# Short exercise
Write out the data below in full. Keep it exact.

- - -

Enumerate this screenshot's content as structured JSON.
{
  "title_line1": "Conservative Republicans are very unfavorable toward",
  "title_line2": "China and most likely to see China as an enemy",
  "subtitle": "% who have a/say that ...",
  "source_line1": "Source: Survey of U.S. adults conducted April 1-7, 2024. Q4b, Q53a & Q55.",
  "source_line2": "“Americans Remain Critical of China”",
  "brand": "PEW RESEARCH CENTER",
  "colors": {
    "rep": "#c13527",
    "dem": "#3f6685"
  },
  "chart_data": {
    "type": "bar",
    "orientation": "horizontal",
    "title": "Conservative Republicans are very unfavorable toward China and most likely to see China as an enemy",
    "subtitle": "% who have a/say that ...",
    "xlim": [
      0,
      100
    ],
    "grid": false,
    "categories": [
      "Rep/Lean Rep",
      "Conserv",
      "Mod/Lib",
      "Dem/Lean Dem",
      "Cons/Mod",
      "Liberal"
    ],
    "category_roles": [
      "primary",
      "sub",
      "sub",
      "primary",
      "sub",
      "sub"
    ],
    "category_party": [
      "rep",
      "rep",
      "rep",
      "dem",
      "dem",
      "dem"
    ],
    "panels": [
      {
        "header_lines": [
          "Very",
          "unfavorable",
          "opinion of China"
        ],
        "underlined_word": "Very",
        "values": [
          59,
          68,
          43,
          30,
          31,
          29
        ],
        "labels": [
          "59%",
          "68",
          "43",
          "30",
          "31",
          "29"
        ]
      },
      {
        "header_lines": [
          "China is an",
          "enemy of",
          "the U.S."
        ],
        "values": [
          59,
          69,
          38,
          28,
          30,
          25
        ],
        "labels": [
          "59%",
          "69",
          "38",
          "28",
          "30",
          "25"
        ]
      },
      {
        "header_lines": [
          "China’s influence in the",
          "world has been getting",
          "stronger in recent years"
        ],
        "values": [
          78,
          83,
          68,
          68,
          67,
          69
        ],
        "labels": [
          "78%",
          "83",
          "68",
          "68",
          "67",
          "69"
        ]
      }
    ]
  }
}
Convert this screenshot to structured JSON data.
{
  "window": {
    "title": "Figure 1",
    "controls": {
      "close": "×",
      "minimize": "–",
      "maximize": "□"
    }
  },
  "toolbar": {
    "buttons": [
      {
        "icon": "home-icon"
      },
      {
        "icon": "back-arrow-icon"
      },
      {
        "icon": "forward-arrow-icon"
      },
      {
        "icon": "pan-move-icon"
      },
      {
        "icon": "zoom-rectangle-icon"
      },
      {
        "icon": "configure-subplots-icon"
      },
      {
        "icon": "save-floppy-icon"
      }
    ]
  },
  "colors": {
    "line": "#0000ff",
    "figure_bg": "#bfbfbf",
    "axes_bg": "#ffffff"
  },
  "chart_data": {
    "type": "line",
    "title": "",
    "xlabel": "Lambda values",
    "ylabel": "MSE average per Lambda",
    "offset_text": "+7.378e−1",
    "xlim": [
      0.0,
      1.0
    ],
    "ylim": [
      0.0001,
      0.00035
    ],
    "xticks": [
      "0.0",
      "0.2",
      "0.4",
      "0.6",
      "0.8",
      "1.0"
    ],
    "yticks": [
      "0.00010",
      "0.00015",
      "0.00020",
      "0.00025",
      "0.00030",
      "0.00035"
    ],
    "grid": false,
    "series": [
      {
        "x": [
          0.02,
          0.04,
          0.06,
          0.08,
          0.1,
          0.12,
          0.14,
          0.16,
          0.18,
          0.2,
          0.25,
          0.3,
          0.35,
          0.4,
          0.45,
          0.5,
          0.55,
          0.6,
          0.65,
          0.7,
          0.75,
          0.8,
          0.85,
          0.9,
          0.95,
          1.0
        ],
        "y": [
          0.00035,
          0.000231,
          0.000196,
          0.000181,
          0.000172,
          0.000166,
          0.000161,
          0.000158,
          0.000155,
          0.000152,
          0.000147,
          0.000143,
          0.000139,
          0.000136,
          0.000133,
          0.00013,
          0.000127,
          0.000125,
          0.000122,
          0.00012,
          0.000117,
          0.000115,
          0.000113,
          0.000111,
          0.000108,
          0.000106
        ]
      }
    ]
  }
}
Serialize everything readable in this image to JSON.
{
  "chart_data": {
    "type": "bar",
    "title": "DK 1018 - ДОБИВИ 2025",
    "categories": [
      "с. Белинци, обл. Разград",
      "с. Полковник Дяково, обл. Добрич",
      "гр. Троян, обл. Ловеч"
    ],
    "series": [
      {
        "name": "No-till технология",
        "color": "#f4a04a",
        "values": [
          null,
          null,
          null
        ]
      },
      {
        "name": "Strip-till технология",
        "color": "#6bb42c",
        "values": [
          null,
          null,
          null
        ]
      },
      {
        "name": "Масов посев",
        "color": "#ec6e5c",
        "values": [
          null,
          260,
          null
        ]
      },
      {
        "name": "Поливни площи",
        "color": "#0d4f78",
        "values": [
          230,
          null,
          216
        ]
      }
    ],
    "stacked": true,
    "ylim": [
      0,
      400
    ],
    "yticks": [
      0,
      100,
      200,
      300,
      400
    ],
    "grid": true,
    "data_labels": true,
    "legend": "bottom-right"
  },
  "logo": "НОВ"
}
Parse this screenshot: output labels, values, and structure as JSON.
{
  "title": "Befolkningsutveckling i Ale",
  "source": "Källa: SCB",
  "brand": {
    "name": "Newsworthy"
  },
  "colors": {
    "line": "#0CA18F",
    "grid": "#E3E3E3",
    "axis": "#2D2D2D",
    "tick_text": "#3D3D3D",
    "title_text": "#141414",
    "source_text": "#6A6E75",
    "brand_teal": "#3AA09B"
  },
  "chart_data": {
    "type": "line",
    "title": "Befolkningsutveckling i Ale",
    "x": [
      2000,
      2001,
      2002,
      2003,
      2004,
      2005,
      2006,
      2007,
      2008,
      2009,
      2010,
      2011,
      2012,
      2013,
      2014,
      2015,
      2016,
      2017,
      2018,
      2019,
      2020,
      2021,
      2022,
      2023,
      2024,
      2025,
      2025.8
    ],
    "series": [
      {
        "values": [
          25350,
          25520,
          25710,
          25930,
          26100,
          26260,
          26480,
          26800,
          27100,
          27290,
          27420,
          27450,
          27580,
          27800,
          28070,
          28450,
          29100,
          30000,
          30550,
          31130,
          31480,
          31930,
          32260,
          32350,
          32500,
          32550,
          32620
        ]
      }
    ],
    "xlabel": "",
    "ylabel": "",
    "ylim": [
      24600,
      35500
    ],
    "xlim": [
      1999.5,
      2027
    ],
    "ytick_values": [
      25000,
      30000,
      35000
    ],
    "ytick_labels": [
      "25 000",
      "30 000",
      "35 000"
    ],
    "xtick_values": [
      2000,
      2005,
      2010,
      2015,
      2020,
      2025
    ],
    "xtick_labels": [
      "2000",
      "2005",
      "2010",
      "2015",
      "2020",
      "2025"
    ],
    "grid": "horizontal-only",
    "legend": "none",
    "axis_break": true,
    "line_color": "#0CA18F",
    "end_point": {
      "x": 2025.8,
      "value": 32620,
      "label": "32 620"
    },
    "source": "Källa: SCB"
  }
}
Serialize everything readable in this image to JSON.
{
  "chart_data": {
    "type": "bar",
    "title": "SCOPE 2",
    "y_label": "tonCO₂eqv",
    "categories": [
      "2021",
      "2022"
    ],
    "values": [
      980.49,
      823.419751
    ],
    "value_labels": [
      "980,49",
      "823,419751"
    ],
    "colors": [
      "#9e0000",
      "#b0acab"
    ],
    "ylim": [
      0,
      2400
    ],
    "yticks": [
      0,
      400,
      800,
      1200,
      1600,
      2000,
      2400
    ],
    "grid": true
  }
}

- - -

# Full answer
Enumerate this screenshot's content as structured JSON.
{
  "title_line1": "Conservative Republicans are very unfavorable toward",
  "title_line2": "China and most likely to see China as an enemy",
  "subtitle": "% who have a/say that ...",
  "source_line1": "Source: Survey of U.S. adults conducted April 1-7, 2024. Q4b, Q53a & Q55.",
  "source_line2": "“Americans Remain Critical of China”",
  "brand": "PEW RESEARCH CENTER",
  "colors": {
    "rep": "#c13527",
    "dem": "#3f6685"
  },
  "chart_data": {
    "type": "bar",
    "orientation": "horizontal",
    "title": "Conservative Republicans are very unfavorable toward China and most likely to see China as an enemy",
    "subtitle": "% who have a/say that ...",
    "xlim": [
      0,
      100
    ],
    "grid": false,
    "categories": [
      "Rep/Lean Rep",
      "Conserv",
      "Mod/Lib",
      "Dem/Lean Dem",
      "Cons/Mod",
      "Liberal"
    ],
    "category_roles": [
      "primary",
      "sub",
      "sub",
      "primary",
      "sub",
      "sub"
    ],
    "category_party": [
      "rep",
      "rep",
      "rep",
      "dem",
      "dem",
      "dem"
    ],
    "panels": [
      {
        "header_lines": [
          "Very",
          "unfavorable",
          "opinion of China"
        ],
        "underlined_word": "Very",
        "values": [
          59,
          68,
          43,
          30,
          31,
          29
        ],
        "labels": [
          "59%",
          "68",
          "43",
          "30",
          "31",
          "29"
        ]
      },
      {
        "header_lines": [
          "China is an",
          "enemy of",
          "the U.S."
        ],
        "values": [
          59,
          69,
          38,
          28,
          30,
          25
        ],
        "labels": [
          "59%",
          "69",
          "38",
          "28",
          "30",
          "25"
        ]
      },
      {
        "header_lines": [
          "China’s influence in the",
          "world has been getting",
          "stronger in recent years"
        ],
        "values": [
          78,
          83,
          68,
          68,
          67,
          69
        ],
        "labels": [
          "78%",
          "83",
          "68",
          "68",
          "67",
          "69"
        ]
      }
    ]
  }
}
Convert this screenshot to structured JSON data.
{
  "window": {
    "title": "Figure 1",
    "controls": {
      "close": "×",
      "minimize": "–",
      "maximize": "□"
    }
  },
  "toolbar": {
    "buttons": [
      {
        "icon": "home-icon"
      },
      {
        "icon": "back-arrow-icon"
      },
      {
        "icon": "forward-arrow-icon"
      },
      {
        "icon": "pan-move-icon"
      },
      {
        "icon": "zoom-rectangle-icon"
      },
      {
        "icon": "configure-subplots-icon"
      },
      {
        "icon": "save-floppy-icon"
      }
    ]
  },
  "colors": {
    "line": "#0000ff",
    "figure_bg": "#bfbfbf",
    "axes_bg": "#ffffff"
  },
  "chart_data": {
    "type": "line",
    "title": "",
    "xlabel": "Lambda values",
    "ylabel": "MSE average per Lambda",
    "offset_text": "+7.378e−1",
    "xlim": [
      0.0,
      1.0
    ],
    "ylim": [
      0.0001,
      0.00035
    ],
    "xticks": [
      "0.0",
      "0.2",
      "0.4",
      "0.6",
      "0.8",
      "1.0"
    ],
    "yticks": [
      "0.00010",
      "0.00015",
      "0.00020",
      "0.00025",
      "0.00030",
      "0.00035"
    ],
    "grid": false,
    "series": [
      {
        "x": [
          0.02,
          0.04,
          0.06,
          0.08,
          0.1,
          0.12,
          0.14,
          0.16,
          0.18,
          0.2,
          0.25,
          0.3,
          0.35,
          0.4,
          0.45,
          0.5,
          0.55,
          0.6,
          0.65,
          0.7,
          0.75,
          0.8,
          0.85,
          0.9,
          0.95,
          1.0
        ],
        "y": [
          0.00035,
          0.000231,
          0.000196,
          0.000181,
          0.000172,
          0.000166,
          0.000161,
          0.000158,
          0.000155,
          0.000152,
          0.000147,
          0.000143,
          0.000139,
          0.000136,
          0.000133,
          0.00013,
          0.000127,
          0.000125,
          0.000122,
          0.00012,
          0.000117,
          0.000115,
          0.000113,
          0.000111,
          0.000108,
          0.000106
        ]
      }
    ]
  }
}
Serialize everything readable in this image to JSON.
{
  "chart_data": {
    "type": "bar",
    "title": "DK 1018 - ДОБИВИ 2025",
    "categories": [
      "с. Белинци, обл. Разград",
      "с. Полковник Дяково, обл. Добрич",
      "гр. Троян, обл. Ловеч"
    ],
    "series": [
      {
        "name": "No-till технология",
        "color": "#f4a04a",
        "values": [
          null,
          null,
          null
        ]
      },
      {
        "name": "Strip-till технология",
        "color": "#6bb42c",
        "values": [
          null,
          null,
          null
        ]
      },
      {
        "name": "Масов посев",
        "color": "#ec6e5c",
        "values": [
          null,
          260,
          null
        ]
      },
      {
        "name": "Поливни площи",
        "color": "#0d4f78",
        "values": [
          230,
          null,
          216
        ]
      }
    ],
    "stacked": true,
    "ylim": [
      0,
      400
    ],
    "yticks": [
      0,
      100,
      200,
      300,
      400
    ],
    "grid": true,
    "data_labels": true,
    "legend": "bottom-right"
  },
  "logo": "НОВ"
}
Parse this screenshot: output labels, values, and structure as JSON.
{
  "title": "Befolkningsutveckling i Ale",
  "source": "Källa: SCB",
  "brand": {
    "name": "Newsworthy"
  },
  "colors": {
    "line": "#0CA18F",
    "grid": "#E3E3E3",
    "axis": "#2D2D2D",
    "tick_text": "#3D3D3D",
    "title_text": "#141414",
    "source_text": "#6A6E75",
    "brand_teal": "#3AA09B"
  },
  "chart_data": {
    "type": "line",
    "title": "Befolkningsutveckling i Ale",
    "x": [
      2000,
      2001,
      2002,
      2003,
      2004,
      2005,
      2006,
      2007,
      2008,
      2009,
      2010,
      2011,
      2012,
      2013,
      2014,
      2015,
      2016,
      2017,
      2018,
      2019,
      2020,
      2021,
      2022,
      2023,
      2024,
      2025,
      2025.8
    ],
    "series": [
      {
        "values": [
          25350,
          25520,
          25710,
          25930,
          26100,
          26260,
          26480,
          26800,
          27100,
          27290,
          27420,
          27450,
          27580,
          27800,
          28070,
          28450,
          29100,
          30000,
          30550,
          31130,
          31480,
          31930,
          32260,
          32350,
          32500,
          32550,
          32620
        ]
      }
    ],
    "xlabel": "",
    "ylabel": "",
    "ylim": [
      24600,
      35500
    ],
    "xlim": [
      1999.5,
      2027
    ],
    "ytick_values": [
      25000,
      30000,
      35000
    ],
    "ytick_labels": [
      "25 000",
      "30 000",
      "35 000"
    ],
    "xtick_values": [
      2000,
      2005,
      2010,
      2015,
      2020,
      2025
    ],
    "xtick_labels": [
      "2000",
      "2005",
      "2010",
      "2015",
      "2020",
      "2025"
    ],
    "grid": "horizontal-only",
    "legend": "none",
    "axis_break": true,
    "line_color": "#0CA18F",
    "end_point": {
      "x": 2025.8,
      "value": 32620,
      "label": "32 620"
    },
    "source": "Källa: SCB"
  }
}
Serialize everything readable in this image to JSON.
{
  "chart_data": {
    "type": "bar",
    "title": "SCOPE 2",
    "y_label": "tonCO₂eqv",
    "categories": [
      "2021",
      "2022"
    ],
    "values": [
      980.49,
      823.419751
    ],
    "value_labels": [
      "980,49",
      "823,419751"
    ],
    "colors": [
      "#9e0000",
      "#b0acab"
    ],
    "ylim": [
      0,
      2400
    ],
    "yticks": [
      0,
      400,
      800,
      1200,
      1600,
      2000,
      2400
    ],
    "grid": true
  }
}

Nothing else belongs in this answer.